#### [TASK OBJECTIVE]
Pull out every line of the listing below where "ylabel" appears.
## Start SUPPLIED DATA
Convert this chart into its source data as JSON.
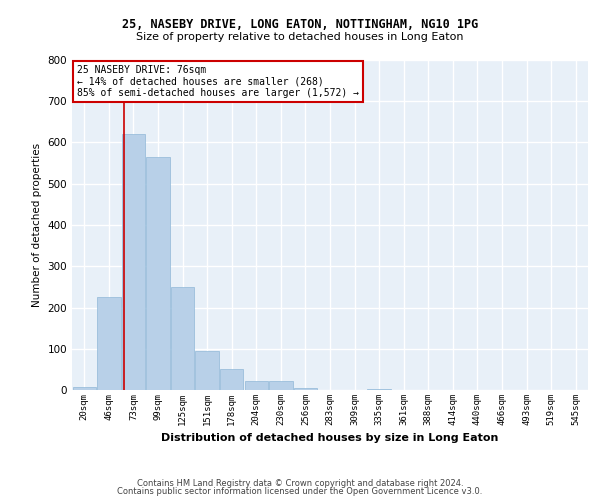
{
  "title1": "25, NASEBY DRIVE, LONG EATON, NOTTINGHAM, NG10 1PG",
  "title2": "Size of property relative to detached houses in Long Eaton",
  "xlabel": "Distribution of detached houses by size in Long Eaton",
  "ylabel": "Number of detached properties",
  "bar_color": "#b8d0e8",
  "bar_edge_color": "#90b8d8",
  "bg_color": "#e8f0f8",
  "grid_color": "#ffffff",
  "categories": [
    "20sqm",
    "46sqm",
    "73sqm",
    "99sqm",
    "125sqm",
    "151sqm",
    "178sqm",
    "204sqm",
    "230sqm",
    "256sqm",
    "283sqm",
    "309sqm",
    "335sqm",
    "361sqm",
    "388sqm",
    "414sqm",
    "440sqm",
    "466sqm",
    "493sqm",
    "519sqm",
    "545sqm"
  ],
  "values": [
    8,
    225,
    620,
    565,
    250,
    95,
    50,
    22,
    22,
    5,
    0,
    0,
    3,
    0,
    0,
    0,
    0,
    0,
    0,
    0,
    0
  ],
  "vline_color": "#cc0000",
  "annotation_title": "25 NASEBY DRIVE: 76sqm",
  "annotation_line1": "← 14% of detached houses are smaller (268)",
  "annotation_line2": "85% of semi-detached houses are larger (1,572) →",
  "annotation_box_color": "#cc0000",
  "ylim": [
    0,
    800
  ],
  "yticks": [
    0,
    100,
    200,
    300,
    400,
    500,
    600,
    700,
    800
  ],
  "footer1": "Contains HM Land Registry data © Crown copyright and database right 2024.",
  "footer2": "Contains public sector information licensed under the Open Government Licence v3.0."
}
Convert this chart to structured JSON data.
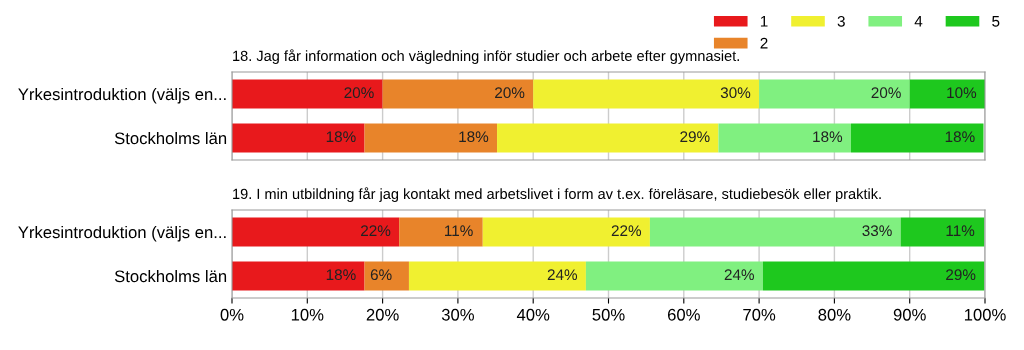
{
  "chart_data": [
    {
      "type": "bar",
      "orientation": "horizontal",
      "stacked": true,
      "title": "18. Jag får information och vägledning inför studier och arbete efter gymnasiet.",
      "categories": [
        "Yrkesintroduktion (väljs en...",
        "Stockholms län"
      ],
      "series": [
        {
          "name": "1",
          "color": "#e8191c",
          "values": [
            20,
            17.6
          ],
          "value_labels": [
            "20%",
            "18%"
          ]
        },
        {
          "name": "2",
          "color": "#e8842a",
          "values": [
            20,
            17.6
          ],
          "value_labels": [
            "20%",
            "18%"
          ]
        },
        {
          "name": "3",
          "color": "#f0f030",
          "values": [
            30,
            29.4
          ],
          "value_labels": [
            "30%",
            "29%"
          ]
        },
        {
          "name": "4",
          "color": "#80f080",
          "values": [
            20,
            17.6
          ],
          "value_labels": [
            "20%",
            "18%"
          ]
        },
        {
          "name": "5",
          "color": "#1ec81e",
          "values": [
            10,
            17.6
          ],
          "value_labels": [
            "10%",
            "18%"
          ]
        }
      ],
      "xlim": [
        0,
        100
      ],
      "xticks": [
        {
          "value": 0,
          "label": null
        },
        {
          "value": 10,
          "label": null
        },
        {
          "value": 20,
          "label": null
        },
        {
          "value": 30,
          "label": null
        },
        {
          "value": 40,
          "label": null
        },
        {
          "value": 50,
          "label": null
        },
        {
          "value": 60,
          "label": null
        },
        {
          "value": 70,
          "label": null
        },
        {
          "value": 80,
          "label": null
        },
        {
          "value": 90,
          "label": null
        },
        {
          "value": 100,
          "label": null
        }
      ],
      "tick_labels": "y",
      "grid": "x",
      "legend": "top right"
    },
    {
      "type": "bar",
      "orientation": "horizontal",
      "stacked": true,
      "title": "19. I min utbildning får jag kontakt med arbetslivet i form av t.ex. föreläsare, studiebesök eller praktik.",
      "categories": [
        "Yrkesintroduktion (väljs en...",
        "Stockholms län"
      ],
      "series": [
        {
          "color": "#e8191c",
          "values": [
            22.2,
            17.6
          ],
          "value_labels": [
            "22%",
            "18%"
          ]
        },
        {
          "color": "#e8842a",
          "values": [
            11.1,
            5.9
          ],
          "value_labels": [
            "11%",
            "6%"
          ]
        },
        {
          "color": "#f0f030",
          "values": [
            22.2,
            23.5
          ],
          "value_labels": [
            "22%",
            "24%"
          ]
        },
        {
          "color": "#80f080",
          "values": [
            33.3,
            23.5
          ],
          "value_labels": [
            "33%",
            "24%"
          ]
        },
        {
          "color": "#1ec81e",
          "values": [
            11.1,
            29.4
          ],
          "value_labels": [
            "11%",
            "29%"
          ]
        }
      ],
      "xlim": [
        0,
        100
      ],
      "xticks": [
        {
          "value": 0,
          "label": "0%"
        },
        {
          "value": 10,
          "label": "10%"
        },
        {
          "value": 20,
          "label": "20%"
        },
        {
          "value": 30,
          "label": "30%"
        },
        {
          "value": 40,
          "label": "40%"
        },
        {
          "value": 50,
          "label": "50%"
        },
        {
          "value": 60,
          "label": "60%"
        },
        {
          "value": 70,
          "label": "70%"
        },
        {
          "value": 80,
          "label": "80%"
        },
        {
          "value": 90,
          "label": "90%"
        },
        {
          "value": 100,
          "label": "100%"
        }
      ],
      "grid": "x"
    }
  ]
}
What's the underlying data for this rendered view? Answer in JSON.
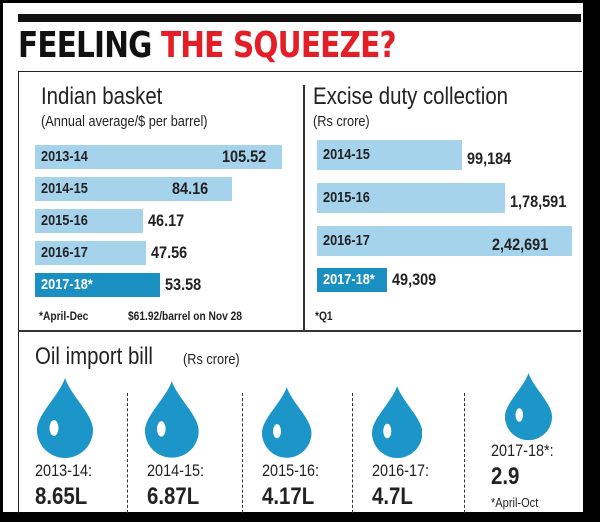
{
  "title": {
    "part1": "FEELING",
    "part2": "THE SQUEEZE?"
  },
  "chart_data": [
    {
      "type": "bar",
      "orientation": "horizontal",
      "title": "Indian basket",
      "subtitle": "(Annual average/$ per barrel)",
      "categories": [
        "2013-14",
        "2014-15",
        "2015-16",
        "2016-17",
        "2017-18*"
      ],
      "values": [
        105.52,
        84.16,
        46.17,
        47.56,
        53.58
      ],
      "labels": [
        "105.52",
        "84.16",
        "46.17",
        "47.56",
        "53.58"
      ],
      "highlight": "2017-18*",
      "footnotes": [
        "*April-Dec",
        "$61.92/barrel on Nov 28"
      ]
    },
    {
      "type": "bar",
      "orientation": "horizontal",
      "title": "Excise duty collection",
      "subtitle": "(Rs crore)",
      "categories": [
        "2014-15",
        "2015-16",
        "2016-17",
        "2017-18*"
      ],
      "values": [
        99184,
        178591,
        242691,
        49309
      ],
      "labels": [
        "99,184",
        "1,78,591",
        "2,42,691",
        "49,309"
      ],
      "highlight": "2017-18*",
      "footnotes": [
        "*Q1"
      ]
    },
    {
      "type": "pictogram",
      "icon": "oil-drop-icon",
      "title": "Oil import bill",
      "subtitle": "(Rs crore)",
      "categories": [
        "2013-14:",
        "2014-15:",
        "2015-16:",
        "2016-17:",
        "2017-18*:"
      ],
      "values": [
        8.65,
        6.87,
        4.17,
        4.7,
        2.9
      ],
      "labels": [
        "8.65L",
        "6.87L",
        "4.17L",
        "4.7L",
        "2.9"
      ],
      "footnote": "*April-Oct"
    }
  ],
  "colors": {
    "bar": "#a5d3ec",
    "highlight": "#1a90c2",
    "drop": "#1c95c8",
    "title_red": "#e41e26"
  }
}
## End SUPPLIED DATA
## Start SUPPLIED DATA
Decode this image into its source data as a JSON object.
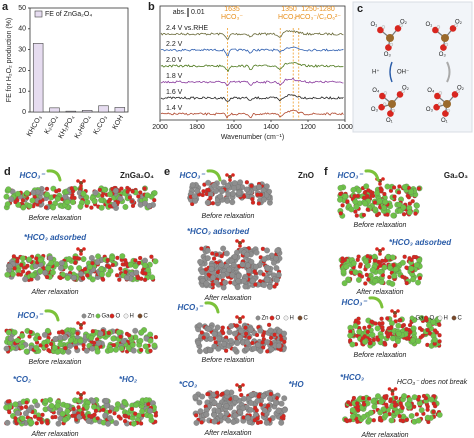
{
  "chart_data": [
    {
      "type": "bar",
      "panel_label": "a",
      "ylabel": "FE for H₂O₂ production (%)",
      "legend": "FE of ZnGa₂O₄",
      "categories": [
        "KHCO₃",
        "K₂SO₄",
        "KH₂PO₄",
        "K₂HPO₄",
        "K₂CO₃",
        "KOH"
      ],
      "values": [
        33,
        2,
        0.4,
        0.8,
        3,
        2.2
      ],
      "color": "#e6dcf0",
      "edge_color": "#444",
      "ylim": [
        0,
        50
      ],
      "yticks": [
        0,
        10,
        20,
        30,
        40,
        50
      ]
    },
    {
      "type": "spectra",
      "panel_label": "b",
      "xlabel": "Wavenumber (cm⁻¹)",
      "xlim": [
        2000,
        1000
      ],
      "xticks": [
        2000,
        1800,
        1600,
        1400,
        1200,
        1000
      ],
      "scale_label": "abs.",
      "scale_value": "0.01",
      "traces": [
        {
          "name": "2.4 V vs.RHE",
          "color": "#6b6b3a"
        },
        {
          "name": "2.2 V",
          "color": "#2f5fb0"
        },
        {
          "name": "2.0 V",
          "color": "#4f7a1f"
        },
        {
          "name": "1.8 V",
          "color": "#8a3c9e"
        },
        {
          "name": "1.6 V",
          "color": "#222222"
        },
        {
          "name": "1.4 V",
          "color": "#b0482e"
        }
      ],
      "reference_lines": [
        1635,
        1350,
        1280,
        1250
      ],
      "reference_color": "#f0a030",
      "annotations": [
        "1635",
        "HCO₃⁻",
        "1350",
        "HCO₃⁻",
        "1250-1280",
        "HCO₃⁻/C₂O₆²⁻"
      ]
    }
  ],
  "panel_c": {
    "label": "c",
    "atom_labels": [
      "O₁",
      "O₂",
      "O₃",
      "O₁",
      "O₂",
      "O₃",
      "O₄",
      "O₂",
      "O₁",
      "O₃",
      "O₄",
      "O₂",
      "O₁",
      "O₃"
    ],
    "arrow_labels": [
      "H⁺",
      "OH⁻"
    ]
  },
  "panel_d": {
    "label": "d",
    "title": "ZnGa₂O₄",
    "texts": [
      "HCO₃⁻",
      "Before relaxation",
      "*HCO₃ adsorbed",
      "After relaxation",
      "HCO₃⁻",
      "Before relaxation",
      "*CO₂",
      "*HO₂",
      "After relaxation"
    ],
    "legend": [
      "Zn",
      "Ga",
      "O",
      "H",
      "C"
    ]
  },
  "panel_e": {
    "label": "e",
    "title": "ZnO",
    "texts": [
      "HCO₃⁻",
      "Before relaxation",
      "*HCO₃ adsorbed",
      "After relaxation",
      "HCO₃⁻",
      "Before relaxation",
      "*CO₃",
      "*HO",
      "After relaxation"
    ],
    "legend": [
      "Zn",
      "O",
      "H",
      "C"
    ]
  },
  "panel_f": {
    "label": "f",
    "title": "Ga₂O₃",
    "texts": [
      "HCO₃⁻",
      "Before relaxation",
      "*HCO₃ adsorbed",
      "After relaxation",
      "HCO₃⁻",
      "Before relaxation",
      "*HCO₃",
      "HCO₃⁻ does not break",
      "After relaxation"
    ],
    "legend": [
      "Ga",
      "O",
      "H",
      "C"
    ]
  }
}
## End SUPPLIED DATA
#### [PROBLEM SOLUTION]
  "ylabel": "Number of detached properties",
      "ylabel": "FE for H₂O₂ production (%)",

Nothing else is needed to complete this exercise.